**JOB A**
In the listing, from its first line through the line containing "background-planet-point [255,128,263,136]", replace "bbox" with "bounding box" and return those lines with everything else unchanged.

**EXCERPTED TEXT**

Honestly, I want a minisplit, but it's a dramatic cost.   I think I'll try to insulate the attic space above the garage.   I wanted to try these Windeevents that you install in the garage door to vent the hot air out and I heard that they work very well.   The installed cost was approx $300.  The problem was that my garage door is so cheesy that the installer said the door would no longer be structurally sound if they cut the hole.   Isn't that sad?  I tried to get a quote for a new door, but well, he wasn't excited enough to send it to me so I'm back to the drawing board.

Not having endless amounts of money...I'm now thinking of getting someone to blow insulation into the attic (relatively low cost, compared to replacing the garage door and putting in a mini split) and see how that does.  Then, I can consider the garage door option and the vents.

My other issue with the mini split is that I think I've maxed the electrical in the house.  :(   I haven't researched that issue, but it could be dramatic, cost wise..  :( 


Offline Laminator

  • Posts: 301
Re: Heat and a/c for shop
« Reply #25 on: July 15, 2017, 10:41 AM »
Attic insulation can  (will) make a dramatic difference in both heating and cooling.  I have worked in a new construction home in the 100+ Texas summer sunshine.  The A/C was running but would not get temp below about 85.  The insulation guys came and blew the attic and by the time they finished the temp was down to 75 and falling.  I was soaking wet and it felt really good but I still wish I had scheduled the job 1 day later and stayed dry... I love air conditioning! 

Go for the insulation.

I cool my 1000 sq ft shop with an 18000 btu window a/c and it works very well.

Offline RKA

  • Posts: 920
Re: Heat and a/c for shop
« Reply #26 on: July 15, 2017, 11:28 PM »
If I could spend money on anything first, it would be insulation.  If I could choose only one place to put it, I would start with the attic.  It may not be sufficient to keep you comfortable but it will drastically reduce the heating and cooling load and your recurring expenses. 
-Raj

Offline Holmz

  • Posts: 4010
Re: Heat and a/c for shop
« Reply #27 on: July 16, 2017, 07:05 AM »
If I could spend money on anything first, it would be insulation.
...

I am with you Raj.

(After that a teaspoon of concrete)

Offline Mikeoutrage

  • Posts: 10
Re: Heat and a/c for shop
« Reply #28 on: July 16, 2017, 09:32 PM »

**RECORD SET**
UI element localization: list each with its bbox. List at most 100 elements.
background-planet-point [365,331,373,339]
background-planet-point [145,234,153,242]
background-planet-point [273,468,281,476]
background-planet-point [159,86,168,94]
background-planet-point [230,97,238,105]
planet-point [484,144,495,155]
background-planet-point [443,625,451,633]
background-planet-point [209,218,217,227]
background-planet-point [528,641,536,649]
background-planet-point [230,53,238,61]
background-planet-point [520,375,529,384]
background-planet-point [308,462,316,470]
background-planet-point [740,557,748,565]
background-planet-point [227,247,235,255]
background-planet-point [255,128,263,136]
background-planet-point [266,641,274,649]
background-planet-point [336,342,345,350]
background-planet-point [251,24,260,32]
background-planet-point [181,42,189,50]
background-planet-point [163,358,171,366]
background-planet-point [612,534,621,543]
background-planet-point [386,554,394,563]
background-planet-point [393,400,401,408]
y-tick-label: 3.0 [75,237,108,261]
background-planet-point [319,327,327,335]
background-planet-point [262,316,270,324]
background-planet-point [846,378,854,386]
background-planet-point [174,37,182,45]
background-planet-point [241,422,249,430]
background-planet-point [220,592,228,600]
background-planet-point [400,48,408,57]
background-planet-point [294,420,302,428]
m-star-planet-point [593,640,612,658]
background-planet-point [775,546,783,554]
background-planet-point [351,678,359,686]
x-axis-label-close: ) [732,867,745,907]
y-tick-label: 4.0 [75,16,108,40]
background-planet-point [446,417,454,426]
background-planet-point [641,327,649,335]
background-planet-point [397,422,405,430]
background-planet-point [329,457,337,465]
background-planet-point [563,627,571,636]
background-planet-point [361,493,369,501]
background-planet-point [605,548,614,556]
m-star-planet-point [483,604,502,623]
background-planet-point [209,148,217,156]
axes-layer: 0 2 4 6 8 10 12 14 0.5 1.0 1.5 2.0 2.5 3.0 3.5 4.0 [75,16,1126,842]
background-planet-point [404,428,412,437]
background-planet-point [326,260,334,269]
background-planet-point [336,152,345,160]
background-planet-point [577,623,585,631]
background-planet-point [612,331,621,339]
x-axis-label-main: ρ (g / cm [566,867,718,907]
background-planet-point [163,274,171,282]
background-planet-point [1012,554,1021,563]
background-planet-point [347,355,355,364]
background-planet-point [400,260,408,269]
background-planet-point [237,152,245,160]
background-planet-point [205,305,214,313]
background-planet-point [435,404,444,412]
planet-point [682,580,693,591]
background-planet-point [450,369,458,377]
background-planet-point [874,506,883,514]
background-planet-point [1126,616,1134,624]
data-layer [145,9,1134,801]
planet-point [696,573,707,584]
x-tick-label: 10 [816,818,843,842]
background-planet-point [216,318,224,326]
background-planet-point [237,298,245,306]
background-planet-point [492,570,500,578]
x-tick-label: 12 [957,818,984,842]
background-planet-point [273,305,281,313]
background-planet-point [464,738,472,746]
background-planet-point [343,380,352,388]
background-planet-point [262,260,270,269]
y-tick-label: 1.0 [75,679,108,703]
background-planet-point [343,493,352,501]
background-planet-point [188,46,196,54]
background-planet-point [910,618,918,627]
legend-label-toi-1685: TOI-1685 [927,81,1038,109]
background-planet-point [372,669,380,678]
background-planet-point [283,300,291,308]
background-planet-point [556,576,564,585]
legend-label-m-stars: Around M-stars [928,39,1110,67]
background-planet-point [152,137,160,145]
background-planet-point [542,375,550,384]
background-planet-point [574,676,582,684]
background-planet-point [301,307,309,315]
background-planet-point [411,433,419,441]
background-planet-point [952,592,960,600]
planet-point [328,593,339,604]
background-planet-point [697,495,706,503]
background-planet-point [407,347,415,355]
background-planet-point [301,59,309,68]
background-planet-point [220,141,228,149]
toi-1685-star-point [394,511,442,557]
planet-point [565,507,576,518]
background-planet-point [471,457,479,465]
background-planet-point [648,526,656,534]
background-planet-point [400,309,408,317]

**JOB B**
Summarize the forum thread in three sentences.

**TASK RESPONSE A**
UI element localization: list each with its bounding box. List at most 100 elements.
background-planet-point [365,331,373,339]
background-planet-point [145,234,153,242]
background-planet-point [273,468,281,476]
background-planet-point [159,86,168,94]
background-planet-point [230,97,238,105]
planet-point [484,144,495,155]
background-planet-point [443,625,451,633]
background-planet-point [209,218,217,227]
background-planet-point [528,641,536,649]
background-planet-point [230,53,238,61]
background-planet-point [520,375,529,384]
background-planet-point [308,462,316,470]
background-planet-point [740,557,748,565]
background-planet-point [227,247,235,255]
background-planet-point [255,128,263,136]

**TASK RESPONSE B**
A poster who wants a minisplit finds it too costly and could not add garage door vents because the installer said the door would no longer be structurally sound, so the plan is to have insulation blown into the attic first. One reply says attic insulation can make a dramatic difference in heating and cooling, describing a new Texas home whose temperature dropped from about 85 to 75 once the attic was blown. Another reply puts insulation first, starting with the attic, because it will drastically reduce the heating and cooling load and recurring expenses, and a third poster agrees.